Your answer should be one number: how many lines of the data include the string "stage"?

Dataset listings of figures
## Start

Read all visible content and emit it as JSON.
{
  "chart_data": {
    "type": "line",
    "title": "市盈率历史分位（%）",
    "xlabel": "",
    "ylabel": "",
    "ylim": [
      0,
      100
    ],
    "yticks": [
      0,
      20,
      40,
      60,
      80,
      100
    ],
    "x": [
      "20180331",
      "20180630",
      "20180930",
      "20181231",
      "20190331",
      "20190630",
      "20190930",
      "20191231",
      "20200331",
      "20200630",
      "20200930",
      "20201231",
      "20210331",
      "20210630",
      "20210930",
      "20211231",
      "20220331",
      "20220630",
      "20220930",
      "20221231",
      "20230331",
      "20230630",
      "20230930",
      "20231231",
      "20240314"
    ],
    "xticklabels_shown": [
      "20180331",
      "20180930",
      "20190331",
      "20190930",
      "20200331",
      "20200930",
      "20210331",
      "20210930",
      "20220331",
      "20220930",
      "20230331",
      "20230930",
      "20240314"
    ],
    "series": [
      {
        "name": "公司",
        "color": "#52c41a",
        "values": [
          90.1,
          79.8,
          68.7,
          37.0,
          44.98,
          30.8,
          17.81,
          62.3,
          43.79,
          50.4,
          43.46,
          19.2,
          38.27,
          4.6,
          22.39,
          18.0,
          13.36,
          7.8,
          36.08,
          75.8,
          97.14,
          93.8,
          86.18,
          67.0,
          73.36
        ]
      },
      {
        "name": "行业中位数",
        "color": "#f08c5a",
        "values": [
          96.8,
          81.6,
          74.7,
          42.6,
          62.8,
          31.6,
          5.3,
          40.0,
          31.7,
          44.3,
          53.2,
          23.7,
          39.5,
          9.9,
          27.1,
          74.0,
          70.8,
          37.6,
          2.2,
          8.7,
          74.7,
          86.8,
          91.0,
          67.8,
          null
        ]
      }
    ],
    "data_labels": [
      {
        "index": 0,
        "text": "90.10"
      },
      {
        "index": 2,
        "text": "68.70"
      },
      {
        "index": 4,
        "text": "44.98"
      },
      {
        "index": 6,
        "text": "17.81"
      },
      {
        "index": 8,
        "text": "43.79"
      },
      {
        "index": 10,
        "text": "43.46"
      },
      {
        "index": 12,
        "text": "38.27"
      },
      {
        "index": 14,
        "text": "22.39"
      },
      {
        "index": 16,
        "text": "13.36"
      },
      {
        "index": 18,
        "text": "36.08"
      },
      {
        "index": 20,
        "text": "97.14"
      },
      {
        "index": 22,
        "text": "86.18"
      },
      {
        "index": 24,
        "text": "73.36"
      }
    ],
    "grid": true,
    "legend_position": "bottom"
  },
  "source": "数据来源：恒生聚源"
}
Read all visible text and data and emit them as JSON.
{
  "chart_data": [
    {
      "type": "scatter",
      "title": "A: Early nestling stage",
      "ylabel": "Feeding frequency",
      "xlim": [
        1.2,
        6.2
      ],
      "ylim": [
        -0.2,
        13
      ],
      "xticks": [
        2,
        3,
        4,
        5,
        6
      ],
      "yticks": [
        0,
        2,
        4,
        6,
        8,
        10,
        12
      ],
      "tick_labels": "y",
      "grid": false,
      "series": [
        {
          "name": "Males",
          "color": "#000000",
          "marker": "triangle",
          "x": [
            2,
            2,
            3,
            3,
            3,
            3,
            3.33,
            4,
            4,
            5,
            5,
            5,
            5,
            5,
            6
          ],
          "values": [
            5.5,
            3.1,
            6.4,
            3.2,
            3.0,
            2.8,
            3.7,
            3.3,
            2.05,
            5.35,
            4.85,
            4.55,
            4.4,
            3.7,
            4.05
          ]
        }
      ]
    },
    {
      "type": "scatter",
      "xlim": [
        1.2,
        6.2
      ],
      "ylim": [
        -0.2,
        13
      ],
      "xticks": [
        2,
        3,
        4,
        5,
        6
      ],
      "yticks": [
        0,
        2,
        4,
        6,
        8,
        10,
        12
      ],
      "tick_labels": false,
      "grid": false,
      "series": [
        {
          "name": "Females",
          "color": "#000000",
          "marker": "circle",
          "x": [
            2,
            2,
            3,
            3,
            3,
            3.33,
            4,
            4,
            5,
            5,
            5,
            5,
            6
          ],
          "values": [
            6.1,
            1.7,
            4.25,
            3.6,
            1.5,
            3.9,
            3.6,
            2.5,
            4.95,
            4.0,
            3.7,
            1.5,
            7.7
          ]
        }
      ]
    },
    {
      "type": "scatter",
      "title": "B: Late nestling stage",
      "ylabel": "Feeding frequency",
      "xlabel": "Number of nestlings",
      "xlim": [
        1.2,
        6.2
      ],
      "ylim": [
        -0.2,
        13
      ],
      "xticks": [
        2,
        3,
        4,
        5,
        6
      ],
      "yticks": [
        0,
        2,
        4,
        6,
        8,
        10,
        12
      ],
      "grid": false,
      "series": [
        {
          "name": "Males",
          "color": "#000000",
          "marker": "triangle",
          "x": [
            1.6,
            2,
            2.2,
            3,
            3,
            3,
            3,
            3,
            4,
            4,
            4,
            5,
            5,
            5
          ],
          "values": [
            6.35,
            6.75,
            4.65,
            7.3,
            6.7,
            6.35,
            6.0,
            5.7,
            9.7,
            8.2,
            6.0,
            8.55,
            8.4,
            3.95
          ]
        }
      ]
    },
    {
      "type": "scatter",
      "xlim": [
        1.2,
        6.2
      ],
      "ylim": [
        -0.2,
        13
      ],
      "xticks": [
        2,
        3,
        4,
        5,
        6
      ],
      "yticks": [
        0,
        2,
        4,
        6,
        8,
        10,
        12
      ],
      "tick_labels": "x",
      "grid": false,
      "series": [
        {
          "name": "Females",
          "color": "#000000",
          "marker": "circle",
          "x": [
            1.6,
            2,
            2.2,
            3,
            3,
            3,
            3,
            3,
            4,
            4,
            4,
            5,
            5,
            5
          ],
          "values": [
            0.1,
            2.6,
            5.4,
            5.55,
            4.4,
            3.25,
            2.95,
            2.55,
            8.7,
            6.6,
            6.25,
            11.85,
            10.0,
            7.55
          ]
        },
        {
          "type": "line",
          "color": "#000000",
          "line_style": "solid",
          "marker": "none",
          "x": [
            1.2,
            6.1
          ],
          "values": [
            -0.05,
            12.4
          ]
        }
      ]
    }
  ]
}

## End

CORRECT RESPONSE:
2